-- start Entries provided --

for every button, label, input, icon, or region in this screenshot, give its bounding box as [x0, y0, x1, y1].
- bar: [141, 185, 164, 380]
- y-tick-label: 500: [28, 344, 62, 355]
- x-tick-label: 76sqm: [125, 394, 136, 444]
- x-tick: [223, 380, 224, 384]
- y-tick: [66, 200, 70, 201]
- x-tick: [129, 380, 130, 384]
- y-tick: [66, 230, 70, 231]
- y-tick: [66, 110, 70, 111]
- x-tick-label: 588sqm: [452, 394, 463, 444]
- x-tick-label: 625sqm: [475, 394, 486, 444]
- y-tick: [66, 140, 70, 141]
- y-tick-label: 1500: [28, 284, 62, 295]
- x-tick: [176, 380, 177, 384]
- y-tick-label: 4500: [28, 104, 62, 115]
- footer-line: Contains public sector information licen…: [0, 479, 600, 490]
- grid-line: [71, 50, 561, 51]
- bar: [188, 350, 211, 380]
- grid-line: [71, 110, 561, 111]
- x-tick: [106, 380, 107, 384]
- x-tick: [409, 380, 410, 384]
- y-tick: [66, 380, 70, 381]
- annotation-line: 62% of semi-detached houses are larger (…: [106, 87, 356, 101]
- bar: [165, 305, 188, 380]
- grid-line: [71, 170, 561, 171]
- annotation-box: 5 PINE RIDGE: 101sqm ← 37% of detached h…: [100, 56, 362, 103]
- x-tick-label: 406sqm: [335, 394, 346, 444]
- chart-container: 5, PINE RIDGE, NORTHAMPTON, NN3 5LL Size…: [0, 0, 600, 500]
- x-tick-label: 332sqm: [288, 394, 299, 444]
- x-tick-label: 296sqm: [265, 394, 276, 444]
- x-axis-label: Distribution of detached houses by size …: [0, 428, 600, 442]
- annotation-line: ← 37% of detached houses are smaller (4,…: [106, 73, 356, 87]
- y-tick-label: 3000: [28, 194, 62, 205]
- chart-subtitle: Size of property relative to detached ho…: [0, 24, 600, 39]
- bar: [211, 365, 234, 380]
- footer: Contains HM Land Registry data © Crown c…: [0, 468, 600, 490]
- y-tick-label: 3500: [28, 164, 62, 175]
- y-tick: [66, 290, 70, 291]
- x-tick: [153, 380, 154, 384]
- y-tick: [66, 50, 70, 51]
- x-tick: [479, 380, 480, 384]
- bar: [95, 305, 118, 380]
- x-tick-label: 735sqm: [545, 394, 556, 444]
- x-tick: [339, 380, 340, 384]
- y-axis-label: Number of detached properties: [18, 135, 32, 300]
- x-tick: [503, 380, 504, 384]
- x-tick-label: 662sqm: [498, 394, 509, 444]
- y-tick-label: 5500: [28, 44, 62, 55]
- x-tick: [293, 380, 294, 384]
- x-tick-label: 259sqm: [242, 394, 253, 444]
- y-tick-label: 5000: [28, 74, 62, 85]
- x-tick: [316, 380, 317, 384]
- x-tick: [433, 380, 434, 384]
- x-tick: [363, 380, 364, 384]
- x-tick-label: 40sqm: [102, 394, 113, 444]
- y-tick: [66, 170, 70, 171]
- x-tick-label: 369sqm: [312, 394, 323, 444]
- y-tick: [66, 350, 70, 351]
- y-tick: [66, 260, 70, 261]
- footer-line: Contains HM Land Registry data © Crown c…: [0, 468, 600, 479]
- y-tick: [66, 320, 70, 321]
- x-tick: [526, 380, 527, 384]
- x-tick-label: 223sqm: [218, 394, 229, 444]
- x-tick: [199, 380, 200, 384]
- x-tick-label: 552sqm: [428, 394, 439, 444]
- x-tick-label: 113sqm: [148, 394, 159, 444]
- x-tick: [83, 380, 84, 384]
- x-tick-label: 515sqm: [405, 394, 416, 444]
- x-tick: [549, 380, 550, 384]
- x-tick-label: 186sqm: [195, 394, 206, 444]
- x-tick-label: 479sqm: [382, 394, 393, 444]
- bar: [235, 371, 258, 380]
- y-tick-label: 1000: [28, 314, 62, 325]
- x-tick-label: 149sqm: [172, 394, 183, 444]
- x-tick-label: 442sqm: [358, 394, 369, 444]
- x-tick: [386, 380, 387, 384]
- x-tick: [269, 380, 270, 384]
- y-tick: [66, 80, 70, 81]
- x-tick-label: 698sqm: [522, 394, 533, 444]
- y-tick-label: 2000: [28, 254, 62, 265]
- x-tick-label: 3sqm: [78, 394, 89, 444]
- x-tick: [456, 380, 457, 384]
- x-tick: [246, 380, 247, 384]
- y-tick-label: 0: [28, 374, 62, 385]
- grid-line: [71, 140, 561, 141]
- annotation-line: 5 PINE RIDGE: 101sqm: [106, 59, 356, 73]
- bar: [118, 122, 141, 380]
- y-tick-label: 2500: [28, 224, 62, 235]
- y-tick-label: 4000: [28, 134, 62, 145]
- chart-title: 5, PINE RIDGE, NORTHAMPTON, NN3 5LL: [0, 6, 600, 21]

-- end Entries provided --

Directions:
Can you give back the entries starting at the very first one and ending at the line containing "- y-tick: [66, 230, 70, 231]", swapping "bounding box" for "enclosing box" and leaving everything else unchanged, with no other lines?

Response to this exercise:
for every button, label, input, icon, or region in this screenshot, give its enclosing box as [x0, y0, x1, y1].
- bar: [141, 185, 164, 380]
- y-tick-label: 500: [28, 344, 62, 355]
- x-tick-label: 76sqm: [125, 394, 136, 444]
- x-tick: [223, 380, 224, 384]
- y-tick: [66, 200, 70, 201]
- x-tick: [129, 380, 130, 384]
- y-tick: [66, 230, 70, 231]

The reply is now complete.